───── INPUT RECORDS ─────
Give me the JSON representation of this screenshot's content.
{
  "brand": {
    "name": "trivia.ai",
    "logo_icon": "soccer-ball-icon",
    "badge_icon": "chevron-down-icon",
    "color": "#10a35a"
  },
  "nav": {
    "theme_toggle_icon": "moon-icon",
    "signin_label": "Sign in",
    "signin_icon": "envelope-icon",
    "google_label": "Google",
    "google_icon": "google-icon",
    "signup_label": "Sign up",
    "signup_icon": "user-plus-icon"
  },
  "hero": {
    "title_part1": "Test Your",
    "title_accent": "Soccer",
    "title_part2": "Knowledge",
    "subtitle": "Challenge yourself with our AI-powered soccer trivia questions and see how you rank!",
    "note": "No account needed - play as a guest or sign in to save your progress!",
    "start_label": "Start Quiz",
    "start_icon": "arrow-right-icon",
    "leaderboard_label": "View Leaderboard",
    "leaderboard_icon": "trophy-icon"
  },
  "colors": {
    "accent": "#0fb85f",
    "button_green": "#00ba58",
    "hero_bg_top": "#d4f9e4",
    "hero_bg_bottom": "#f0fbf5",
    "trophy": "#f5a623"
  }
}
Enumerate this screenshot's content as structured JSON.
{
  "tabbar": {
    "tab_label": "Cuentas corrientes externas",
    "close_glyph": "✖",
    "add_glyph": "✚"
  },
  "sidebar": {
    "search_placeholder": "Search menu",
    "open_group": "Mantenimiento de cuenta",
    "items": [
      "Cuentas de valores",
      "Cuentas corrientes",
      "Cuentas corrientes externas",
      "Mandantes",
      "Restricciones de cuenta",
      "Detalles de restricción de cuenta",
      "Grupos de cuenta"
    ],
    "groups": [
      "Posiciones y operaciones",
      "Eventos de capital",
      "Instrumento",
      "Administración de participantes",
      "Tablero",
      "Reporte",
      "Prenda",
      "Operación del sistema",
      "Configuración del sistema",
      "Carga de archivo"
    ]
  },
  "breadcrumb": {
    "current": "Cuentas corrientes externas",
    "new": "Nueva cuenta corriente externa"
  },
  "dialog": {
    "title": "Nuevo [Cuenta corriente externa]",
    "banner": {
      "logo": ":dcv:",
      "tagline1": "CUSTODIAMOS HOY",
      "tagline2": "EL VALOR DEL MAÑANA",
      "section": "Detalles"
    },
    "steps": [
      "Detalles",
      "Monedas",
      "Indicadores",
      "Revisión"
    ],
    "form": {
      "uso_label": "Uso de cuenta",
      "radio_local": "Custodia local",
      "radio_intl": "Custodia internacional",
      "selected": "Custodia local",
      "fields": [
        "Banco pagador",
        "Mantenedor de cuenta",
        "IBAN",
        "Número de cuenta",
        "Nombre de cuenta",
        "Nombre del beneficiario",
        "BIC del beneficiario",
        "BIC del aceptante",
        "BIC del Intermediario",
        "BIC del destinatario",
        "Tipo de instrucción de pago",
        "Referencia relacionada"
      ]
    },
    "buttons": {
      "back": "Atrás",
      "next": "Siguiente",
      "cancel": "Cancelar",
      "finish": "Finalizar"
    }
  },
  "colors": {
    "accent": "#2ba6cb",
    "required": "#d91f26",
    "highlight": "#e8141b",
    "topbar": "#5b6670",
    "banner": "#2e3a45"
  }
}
─────
▶ **TASK**: Lines holding the word "beneficiario" in the entries above are the ones to pull out. Copy them all.

▶ **REPLY TO THE EXERCISE**:
        "Nombre del beneficiario",
        "BIC del beneficiario",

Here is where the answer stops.